Stored data entries
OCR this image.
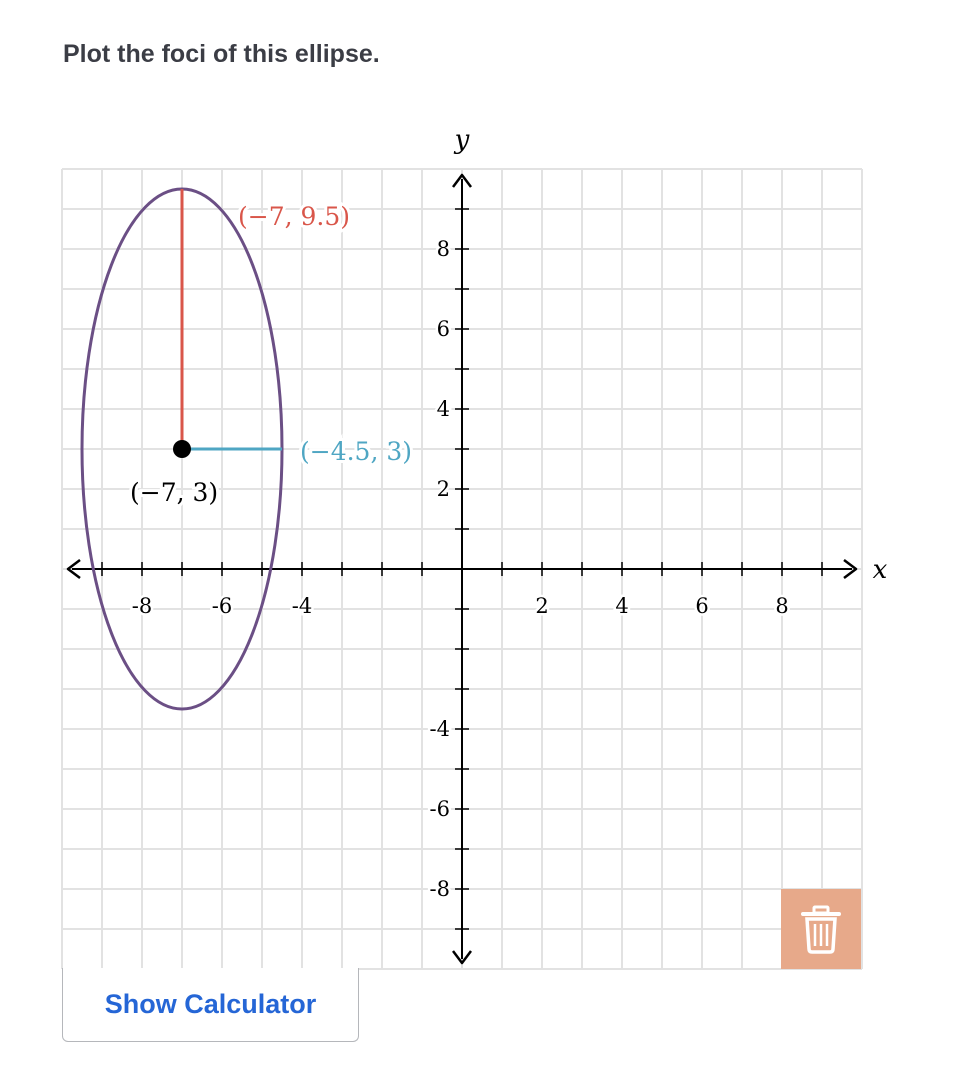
Plot the foci of this ellipse.
-8	-6	-4	2	4	6	8
8
6
4
2
-4
-6
-8
x
y
(−7, 9.5)
(−4.5, 3)
(−7, 3)
Show Calculator
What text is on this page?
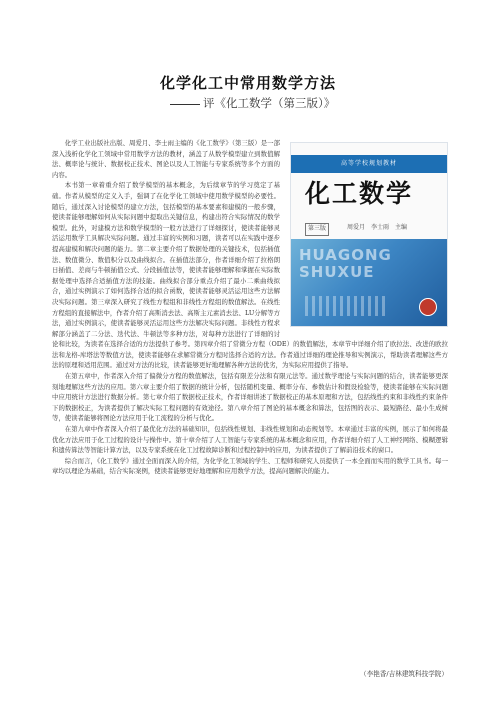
化学化工中常用数学方法
评《化工数学（第三版）》
高等学校规划教材
化工数学
第三版	周爱月　李士雨　主编
HUAGONG SHUXUE

化学工业出版社出版、周爱月、李士雨主编的《化工数学》（第三版）是一部深入浅析化学化工领域中常用数学方法的教材，涵盖了从数学模型建立到数值解法、概率论与统计、数据校正技术、图论以及人工智能与专家系统等多个方面的内容。

本书第一章着重介绍了数学模型的基本概念，为后续章节的学习奠定了基础。作者从模型的定义入手，强调了在化学化工领域中使用数学模型的必要性。随后，通过深入讨论模型的建立方法，包括模型的基本要素和建模的一般步骤，使读者能够理解如何从实际问题中提取出关键信息，构建出符合实际情况的数学模型。此外，对建模方法和数学模型的一般方法进行了详细探讨，使读者能够灵活运用数学工具解决实际问题。通过丰富的实例和习题，读者可以在实践中逐步提高建模和解决问题的能力。第二章主要介绍了数据处理的关键技术，包括插值法、数值微分、数值积分以及曲线拟合。在插值法部分，作者详细介绍了拉格朗日插值、差商与牛顿插值公式、分段插值法等，使读者能够理解和掌握在实际数据处理中选择合适插值方法的技能。曲线拟合部分重点介绍了最小二乘曲线拟合，通过实例演示了如何选择合适的拟合函数，使读者能够灵活运用这些方法解决实际问题。第三章深入研究了线性方程组和非线性方程组的数值解法。在线性方程组的直接解法中，作者介绍了高斯消去法、高斯主元素消去法、LU分解等方法，通过实例演示，使读者能够灵活运用这些方法解决实际问题。非线性方程求解部分涵盖了二分法、迭代法、牛顿法等多种方法，对每种方法进行了详细的讨论和比较，为读者在选择合适的方法提供了参考。第四章介绍了常微分方程（ODE）的数值解法，本章节中详细介绍了欧拉法、改进的欧拉法和龙格-库塔法等数值方法，使读者能够在求解常微分方程时选择合适的方法。作者通过详细的理论推导和实例演示，帮助读者理解这些方法的原理和适用范围。通过对方法的比较，读者能够更好地理解各种方法的优劣，为实际应用提供了指导。

在第五章中，作者深入介绍了偏微分方程的数值解法，包括有限差分法和有限元法等。通过数学理论与实际问题的结合，读者能够更深刻地理解这些方法的应用。第六章主要介绍了数据的统计分析，包括随机变量、概率分布、参数估计和假设检验等，使读者能够在实际问题中应用统计方法进行数据分析。第七章介绍了数据校正技术，作者详细讲述了数据校正的基本原理和方法，包括线性约束和非线性约束条件下的数据校正，为读者提供了解决实际工程问题的有效途径。第八章介绍了图论的基本概念和算法，包括图的表示、最短路径、最小生成树等，使读者能够将图论方法应用于化工流程的分析与优化。

在第九章中作者深入介绍了最优化方法的基础知识，包括线性规划、非线性规划和动态规划等。本章通过丰富的实例，展示了如何将最优化方法应用于化工过程的设计与操作中。第十章介绍了人工智能与专家系统的基本概念和应用，作者详细介绍了人工神经网络、模糊逻辑和遗传算法等智能计算方法，以及专家系统在化工过程故障诊断和过程控制中的应用，为读者提供了了解前沿技术的窗口。

综合而言，《化工数学》通过全面而深入的介绍，为化学化工领域的学生、工程师和研究人员提供了一本全面而实用的数学工具书。每一章均以理论为基础，结合实际案例，使读者能够更好地理解和应用数学方法，提高问题解决的能力。

（李艳香/吉林建筑科技学院）
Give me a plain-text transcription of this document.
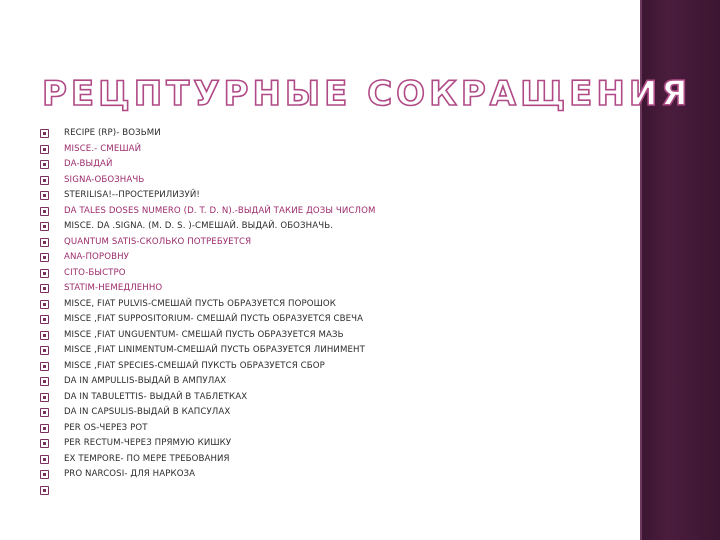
РЕЦПТУРНЫЕ СОКРАЩЕНИЯ
RECIPE (RP)- ВОЗЬМИ
MISCE.- СМЕШАЙ
DA-ВЫДАЙ
SIGNA-ОБОЗНАЧЬ
STERILISA!--ПРОСТЕРИЛИЗУЙ!
DA TALES DOSES NUMERO (D. T. D. N).-ВЫДАЙ ТАКИЕ ДОЗЫ ЧИСЛОМ
MISCE. DA .SIGNA. (M. D. S. )-СМЕШАЙ. ВЫДАЙ. ОБОЗНАЧЬ.
QUANTUM SATIS-СКОЛЬКО ПОТРЕБУЕТСЯ
ANA-ПОРОВНУ
CITO-БЫСТРО
STATIM-НЕМЕДЛЕННО
MISCE, FIAT PULVIS-СМЕШАЙ ПУСТЬ ОБРАЗУЕТСЯ ПОРОШОК
MISCE ,FIAT SUPPOSITORIUM- СМЕШАЙ ПУСТЬ ОБРАЗУЕТСЯ СВЕЧА
MISCE ,FIAT UNGUENTUM- СМЕШАЙ ПУСТЬ ОБРАЗУЕТСЯ МАЗЬ
MISCE ,FIAT LINIMENTUM-СМЕШАЙ ПУСТЬ ОБРАЗУЕТСЯ ЛИНИМЕНТ
MISCE ,FIAT SPECIES-СМЕШАЙ ПУКСТЬ ОБРАЗУЕТСЯ СБОР
DA IN AMPULLIS-ВЫДАЙ В АМПУЛАХ
DA IN TABULETTIS- ВЫДАЙ В ТАБЛЕТКАХ
DA IN CAPSULIS-ВЫДАЙ В КАПСУЛАХ
PER OS-ЧЕРЕЗ РОТ
PER RECTUM-ЧЕРЕЗ ПРЯМУЮ КИШКУ
EX TEMPORE- ПО МЕРЕ ТРЕБОВАНИЯ
PRO NARCOSI- ДЛЯ НАРКОЗА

__SHORT EXERCISE__: Set down the material above as is, without any pictures.

__WRITTEN RESPONSE__:
OCR this image.
Plot the foci of this ellipse.
-8	-6	-4	2	4	6	8
8
6
4
2
-4
-6
-8
x
y
(−7, 9.5)
(−4.5, 3)
(−7, 3)
Show Calculator
What text is on this page?
化学化工中常用数学方法
评《化工数学（第三版）》
高等学校规划教材
化工数学
第三版	周爱月　李士雨　主编
HUAGONG SHUXUE

化学工业出版社出版、周爱月、李士雨主编的《化工数学》（第三版）是一部深入浅析化学化工领域中常用数学方法的教材，涵盖了从数学模型建立到数值解法、概率论与统计、数据校正技术、图论以及人工智能与专家系统等多个方面的内容。

本书第一章着重介绍了数学模型的基本概念，为后续章节的学习奠定了基础。作者从模型的定义入手，强调了在化学化工领域中使用数学模型的必要性。随后，通过深入讨论模型的建立方法，包括模型的基本要素和建模的一般步骤，使读者能够理解如何从实际问题中提取出关键信息，构建出符合实际情况的数学模型。此外，对建模方法和数学模型的一般方法进行了详细探讨，使读者能够灵活运用数学工具解决实际问题。通过丰富的实例和习题，读者可以在实践中逐步提高建模和解决问题的能力。第二章主要介绍了数据处理的关键技术，包括插值法、数值微分、数值积分以及曲线拟合。在插值法部分，作者详细介绍了拉格朗日插值、差商与牛顿插值公式、分段插值法等，使读者能够理解和掌握在实际数据处理中选择合适插值方法的技能。曲线拟合部分重点介绍了最小二乘曲线拟合，通过实例演示了如何选择合适的拟合函数，使读者能够灵活运用这些方法解决实际问题。第三章深入研究了线性方程组和非线性方程组的数值解法。在线性方程组的直接解法中，作者介绍了高斯消去法、高斯主元素消去法、LU分解等方法，通过实例演示，使读者能够灵活运用这些方法解决实际问题。非线性方程求解部分涵盖了二分法、迭代法、牛顿法等多种方法，对每种方法进行了详细的讨论和比较，为读者在选择合适的方法提供了参考。第四章介绍了常微分方程（ODE）的数值解法，本章节中详细介绍了欧拉法、改进的欧拉法和龙格-库塔法等数值方法，使读者能够在求解常微分方程时选择合适的方法。作者通过详细的理论推导和实例演示，帮助读者理解这些方法的原理和适用范围。通过对方法的比较，读者能够更好地理解各种方法的优劣，为实际应用提供了指导。

在第五章中，作者深入介绍了偏微分方程的数值解法，包括有限差分法和有限元法等。通过数学理论与实际问题的结合，读者能够更深刻地理解这些方法的应用。第六章主要介绍了数据的统计分析，包括随机变量、概率分布、参数估计和假设检验等，使读者能够在实际问题中应用统计方法进行数据分析。第七章介绍了数据校正技术，作者详细讲述了数据校正的基本原理和方法，包括线性约束和非线性约束条件下的数据校正，为读者提供了解决实际工程问题的有效途径。第八章介绍了图论的基本概念和算法，包括图的表示、最短路径、最小生成树等，使读者能够将图论方法应用于化工流程的分析与优化。

在第九章中作者深入介绍了最优化方法的基础知识，包括线性规划、非线性规划和动态规划等。本章通过丰富的实例，展示了如何将最优化方法应用于化工过程的设计与操作中。第十章介绍了人工智能与专家系统的基本概念和应用，作者详细介绍了人工神经网络、模糊逻辑和遗传算法等智能计算方法，以及专家系统在化工过程故障诊断和过程控制中的应用，为读者提供了了解前沿技术的窗口。

综合而言，《化工数学》通过全面而深入的介绍，为化学化工领域的学生、工程师和研究人员提供了一本全面而实用的数学工具书。每一章均以理论为基础，结合实际案例，使读者能够更好地理解和应用数学方法，提高问题解决的能力。

（李艳香/吉林建筑科技学院）
Give me a plain-text transcription of this document.
РЕЦПТУРНЫЕ СОКРАЩЕНИЯ
RECIPE (RP)- ВОЗЬМИ
MISCE.- СМЕШАЙ
DA-ВЫДАЙ
SIGNA-ОБОЗНАЧЬ
STERILISA!--ПРОСТЕРИЛИЗУЙ!
DA TALES DOSES NUMERO (D. T. D. N).-ВЫДАЙ ТАКИЕ ДОЗЫ ЧИСЛОМ
MISCE. DA .SIGNA. (M. D. S. )-СМЕШАЙ. ВЫДАЙ. ОБОЗНАЧЬ.
QUANTUM SATIS-СКОЛЬКО ПОТРЕБУЕТСЯ
ANA-ПОРОВНУ
CITO-БЫСТРО
STATIM-НЕМЕДЛЕННО
MISCE, FIAT PULVIS-СМЕШАЙ ПУСТЬ ОБРАЗУЕТСЯ ПОРОШОК
MISCE ,FIAT SUPPOSITORIUM- СМЕШАЙ ПУСТЬ ОБРАЗУЕТСЯ СВЕЧА
MISCE ,FIAT UNGUENTUM- СМЕШАЙ ПУСТЬ ОБРАЗУЕТСЯ МАЗЬ
MISCE ,FIAT LINIMENTUM-СМЕШАЙ ПУСТЬ ОБРАЗУЕТСЯ ЛИНИМЕНТ
MISCE ,FIAT SPECIES-СМЕШАЙ ПУКСТЬ ОБРАЗУЕТСЯ СБОР
DA IN AMPULLIS-ВЫДАЙ В АМПУЛАХ
DA IN TABULETTIS- ВЫДАЙ В ТАБЛЕТКАХ
DA IN CAPSULIS-ВЫДАЙ В КАПСУЛАХ
PER OS-ЧЕРЕЗ РОТ
PER RECTUM-ЧЕРЕЗ ПРЯМУЮ КИШКУ
EX TEMPORE- ПО МЕРЕ ТРЕБОВАНИЯ
PRO NARCOSI- ДЛЯ НАРКОЗА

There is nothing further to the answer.